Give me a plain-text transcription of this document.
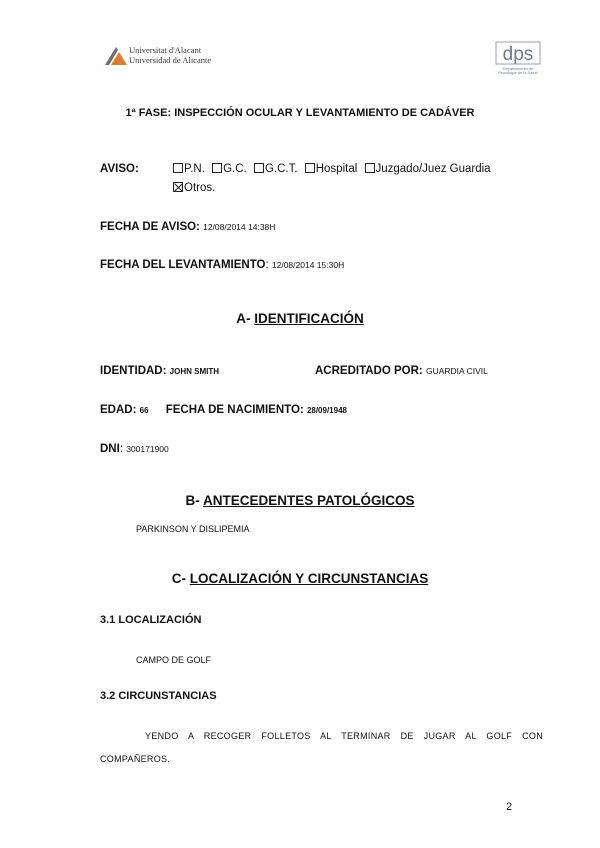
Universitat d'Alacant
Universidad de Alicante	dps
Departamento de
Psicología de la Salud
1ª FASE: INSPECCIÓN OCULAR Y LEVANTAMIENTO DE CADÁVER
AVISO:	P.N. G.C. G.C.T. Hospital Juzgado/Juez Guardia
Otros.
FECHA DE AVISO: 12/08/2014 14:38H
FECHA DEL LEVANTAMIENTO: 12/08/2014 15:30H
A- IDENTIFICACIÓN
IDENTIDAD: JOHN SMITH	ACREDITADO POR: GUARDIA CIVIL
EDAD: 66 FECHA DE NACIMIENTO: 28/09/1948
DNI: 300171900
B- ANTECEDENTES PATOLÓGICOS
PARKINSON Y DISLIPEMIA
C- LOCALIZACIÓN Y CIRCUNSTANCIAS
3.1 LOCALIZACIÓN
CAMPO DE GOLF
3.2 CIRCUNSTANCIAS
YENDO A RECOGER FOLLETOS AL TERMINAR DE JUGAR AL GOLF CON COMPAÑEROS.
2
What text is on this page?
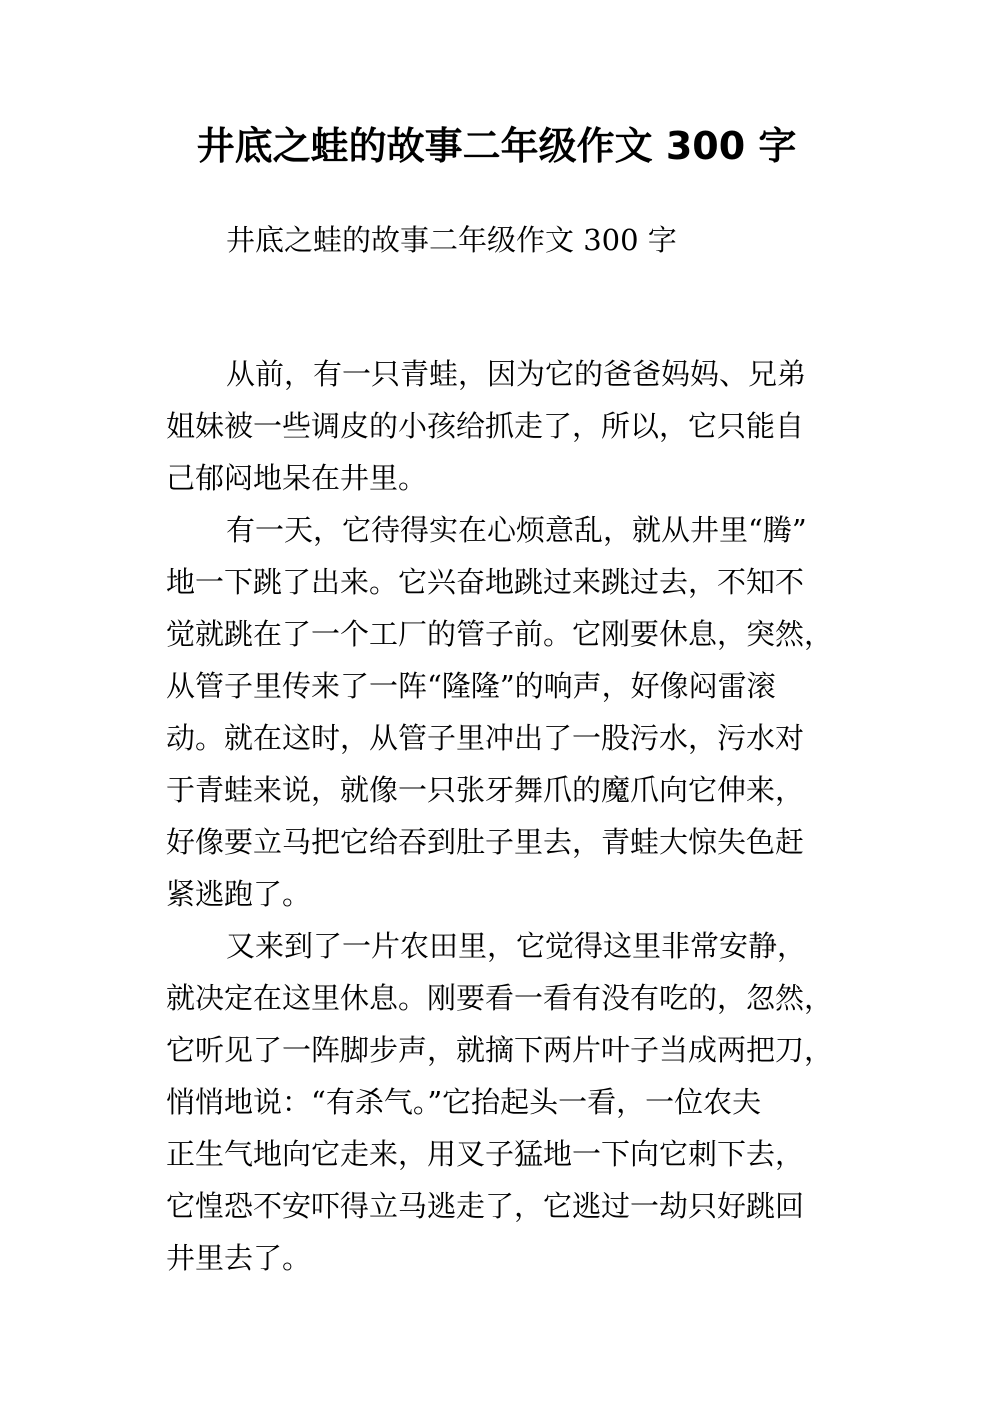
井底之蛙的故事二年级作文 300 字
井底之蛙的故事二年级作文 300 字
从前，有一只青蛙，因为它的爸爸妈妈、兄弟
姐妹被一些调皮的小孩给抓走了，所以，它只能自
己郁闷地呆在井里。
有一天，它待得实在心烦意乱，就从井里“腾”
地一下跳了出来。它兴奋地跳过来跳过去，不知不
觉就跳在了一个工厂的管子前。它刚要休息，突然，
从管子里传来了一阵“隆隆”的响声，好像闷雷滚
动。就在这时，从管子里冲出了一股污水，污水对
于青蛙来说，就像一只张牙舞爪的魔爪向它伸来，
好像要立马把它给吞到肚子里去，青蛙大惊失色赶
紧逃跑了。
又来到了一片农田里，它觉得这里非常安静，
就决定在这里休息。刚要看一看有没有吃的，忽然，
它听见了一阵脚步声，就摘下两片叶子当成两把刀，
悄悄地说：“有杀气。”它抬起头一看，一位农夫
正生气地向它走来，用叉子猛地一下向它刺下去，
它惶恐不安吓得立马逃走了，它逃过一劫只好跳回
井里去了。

────────────────────────────────────────

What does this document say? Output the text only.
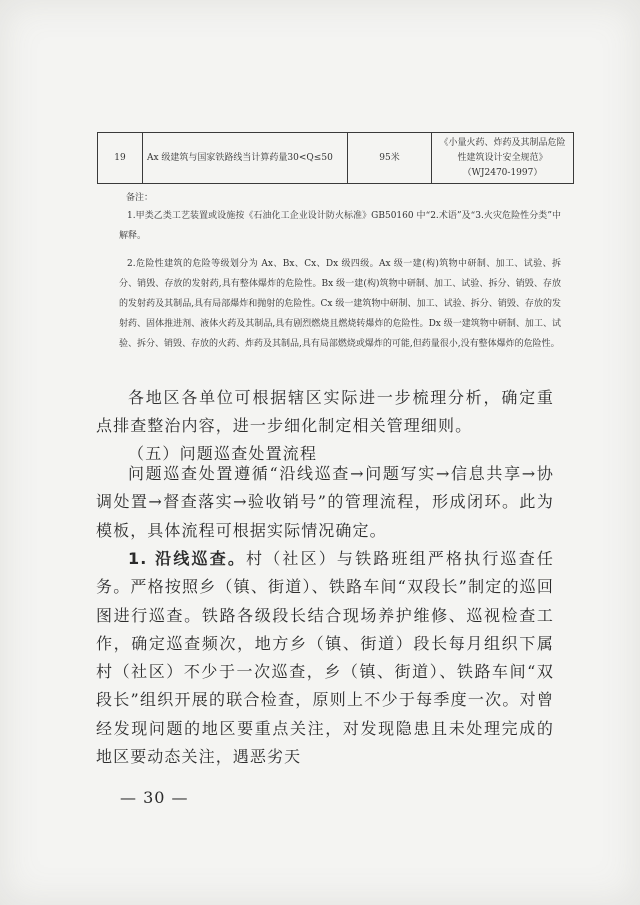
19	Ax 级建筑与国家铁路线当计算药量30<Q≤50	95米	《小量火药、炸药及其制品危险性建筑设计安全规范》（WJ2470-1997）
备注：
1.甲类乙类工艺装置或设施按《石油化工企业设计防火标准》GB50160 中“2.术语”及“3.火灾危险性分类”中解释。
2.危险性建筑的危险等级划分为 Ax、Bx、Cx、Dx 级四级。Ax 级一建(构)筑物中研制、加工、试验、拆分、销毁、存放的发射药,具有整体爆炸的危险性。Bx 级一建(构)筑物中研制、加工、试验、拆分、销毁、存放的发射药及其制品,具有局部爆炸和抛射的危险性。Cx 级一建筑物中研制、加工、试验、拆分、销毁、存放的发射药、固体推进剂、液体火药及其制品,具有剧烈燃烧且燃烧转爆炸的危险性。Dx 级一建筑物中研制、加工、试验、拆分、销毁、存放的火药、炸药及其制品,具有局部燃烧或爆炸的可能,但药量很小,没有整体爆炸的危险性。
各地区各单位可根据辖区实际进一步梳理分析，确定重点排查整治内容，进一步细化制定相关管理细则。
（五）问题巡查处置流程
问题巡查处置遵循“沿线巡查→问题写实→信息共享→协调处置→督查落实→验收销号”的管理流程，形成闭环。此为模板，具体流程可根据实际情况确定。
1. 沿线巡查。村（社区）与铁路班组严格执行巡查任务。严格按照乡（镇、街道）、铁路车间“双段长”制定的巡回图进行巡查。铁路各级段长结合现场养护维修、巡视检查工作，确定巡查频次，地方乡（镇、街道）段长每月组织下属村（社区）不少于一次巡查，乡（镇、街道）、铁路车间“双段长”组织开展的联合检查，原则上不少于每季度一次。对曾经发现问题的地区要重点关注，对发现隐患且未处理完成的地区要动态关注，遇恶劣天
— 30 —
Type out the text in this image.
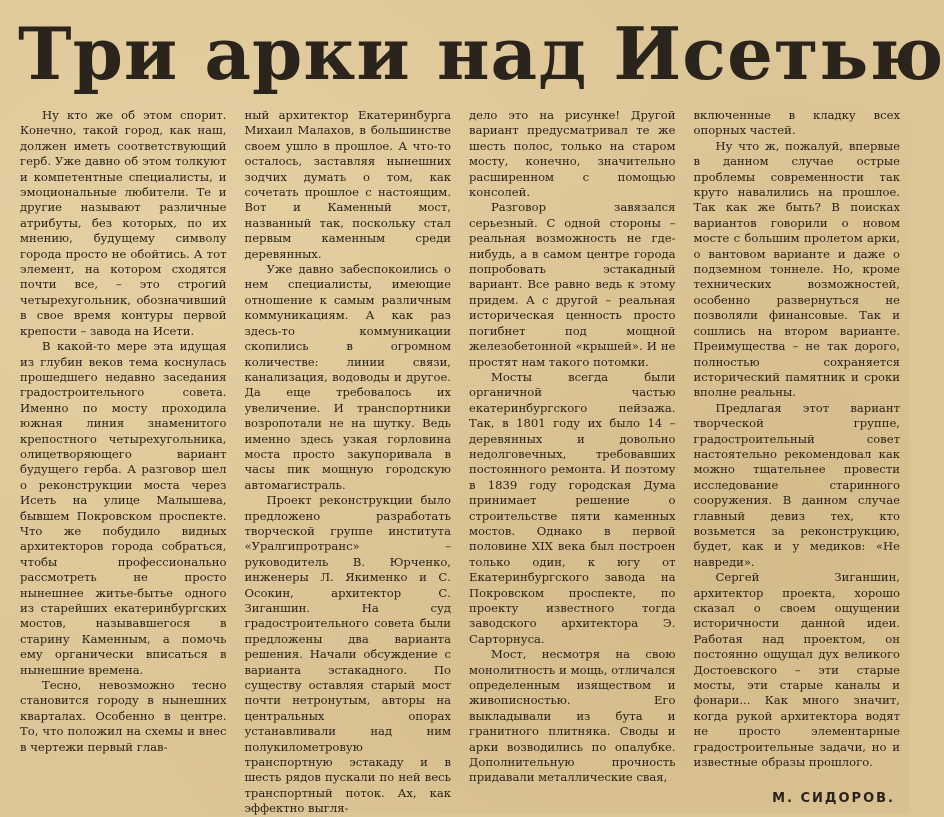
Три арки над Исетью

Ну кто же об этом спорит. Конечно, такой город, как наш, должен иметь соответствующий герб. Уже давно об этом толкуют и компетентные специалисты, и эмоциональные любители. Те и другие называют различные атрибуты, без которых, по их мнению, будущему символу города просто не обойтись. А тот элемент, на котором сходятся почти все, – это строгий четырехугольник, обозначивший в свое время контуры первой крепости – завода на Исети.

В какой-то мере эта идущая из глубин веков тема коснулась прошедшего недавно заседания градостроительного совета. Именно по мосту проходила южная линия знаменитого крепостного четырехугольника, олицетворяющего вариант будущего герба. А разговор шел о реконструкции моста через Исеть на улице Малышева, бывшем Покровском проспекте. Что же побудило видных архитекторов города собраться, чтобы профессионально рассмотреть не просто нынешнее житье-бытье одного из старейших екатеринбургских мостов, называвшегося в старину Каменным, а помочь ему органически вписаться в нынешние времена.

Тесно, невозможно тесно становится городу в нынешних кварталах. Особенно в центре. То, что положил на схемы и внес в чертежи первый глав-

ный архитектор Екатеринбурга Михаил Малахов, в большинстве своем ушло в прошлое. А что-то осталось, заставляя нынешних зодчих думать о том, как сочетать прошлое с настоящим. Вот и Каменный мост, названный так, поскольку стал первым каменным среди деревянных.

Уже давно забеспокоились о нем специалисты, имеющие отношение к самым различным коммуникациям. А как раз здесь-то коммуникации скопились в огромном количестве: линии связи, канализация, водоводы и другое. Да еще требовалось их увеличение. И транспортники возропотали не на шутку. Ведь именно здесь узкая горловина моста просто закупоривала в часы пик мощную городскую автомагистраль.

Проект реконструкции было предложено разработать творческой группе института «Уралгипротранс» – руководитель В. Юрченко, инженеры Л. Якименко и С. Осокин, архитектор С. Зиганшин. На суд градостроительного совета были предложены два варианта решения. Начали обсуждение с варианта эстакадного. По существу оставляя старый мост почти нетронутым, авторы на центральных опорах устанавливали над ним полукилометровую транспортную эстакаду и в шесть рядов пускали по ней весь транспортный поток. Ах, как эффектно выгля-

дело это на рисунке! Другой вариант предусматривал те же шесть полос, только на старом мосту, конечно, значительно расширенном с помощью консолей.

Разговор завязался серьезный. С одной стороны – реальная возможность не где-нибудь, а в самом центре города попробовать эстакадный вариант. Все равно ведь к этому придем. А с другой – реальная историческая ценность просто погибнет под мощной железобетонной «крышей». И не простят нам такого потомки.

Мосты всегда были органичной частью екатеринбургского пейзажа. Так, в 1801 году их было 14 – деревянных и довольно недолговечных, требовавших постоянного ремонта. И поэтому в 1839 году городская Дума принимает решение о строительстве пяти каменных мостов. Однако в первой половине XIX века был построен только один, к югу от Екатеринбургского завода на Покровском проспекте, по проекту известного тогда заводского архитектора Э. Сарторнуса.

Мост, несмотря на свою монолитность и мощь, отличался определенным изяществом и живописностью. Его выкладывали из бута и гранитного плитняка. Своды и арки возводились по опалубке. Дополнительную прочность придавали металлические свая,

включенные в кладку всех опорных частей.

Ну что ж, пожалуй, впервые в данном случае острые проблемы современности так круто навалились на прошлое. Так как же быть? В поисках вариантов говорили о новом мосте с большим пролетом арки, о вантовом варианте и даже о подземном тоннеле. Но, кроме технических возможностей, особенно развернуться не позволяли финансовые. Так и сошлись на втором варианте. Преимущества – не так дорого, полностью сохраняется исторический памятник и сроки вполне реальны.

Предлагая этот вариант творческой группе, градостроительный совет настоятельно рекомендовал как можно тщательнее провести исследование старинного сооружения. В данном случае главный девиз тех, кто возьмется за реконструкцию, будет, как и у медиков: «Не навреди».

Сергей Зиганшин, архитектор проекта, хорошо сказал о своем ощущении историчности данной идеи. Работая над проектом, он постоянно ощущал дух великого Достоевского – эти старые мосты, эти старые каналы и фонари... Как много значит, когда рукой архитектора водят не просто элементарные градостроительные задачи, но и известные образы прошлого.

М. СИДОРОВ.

────────────────────────────────────────

SET TASK: Copy all lines of the material above where the string "завода" occurs.

TASK RESULT:
Ну кто же об этом спорит. Конечно, такой город, как наш, должен иметь соответствующий герб. Уже давно об этом толкуют и компетентные специалисты, и эмоциональные любители. Те и другие называют различные атрибуты, без которых, по их мнению, будущему символу города просто не обойтись. А тот элемент, на котором сходятся почти все, – это строгий четырехугольник, обозначивший в свое время контуры первой крепости – завода на Исети.
Мосты всегда были органичной частью екатеринбургского пейзажа. Так, в 1801 году их было 14 – деревянных и довольно недолговечных, требовавших постоянного ремонта. И поэтому в 1839 году городская Дума принимает решение о строительстве пяти каменных мостов. Однако в первой половине XIX века был построен только один, к югу от Екатеринбургского завода на Покровском проспекте, по проекту известного тогда заводского архитектора Э. Сарторнуса.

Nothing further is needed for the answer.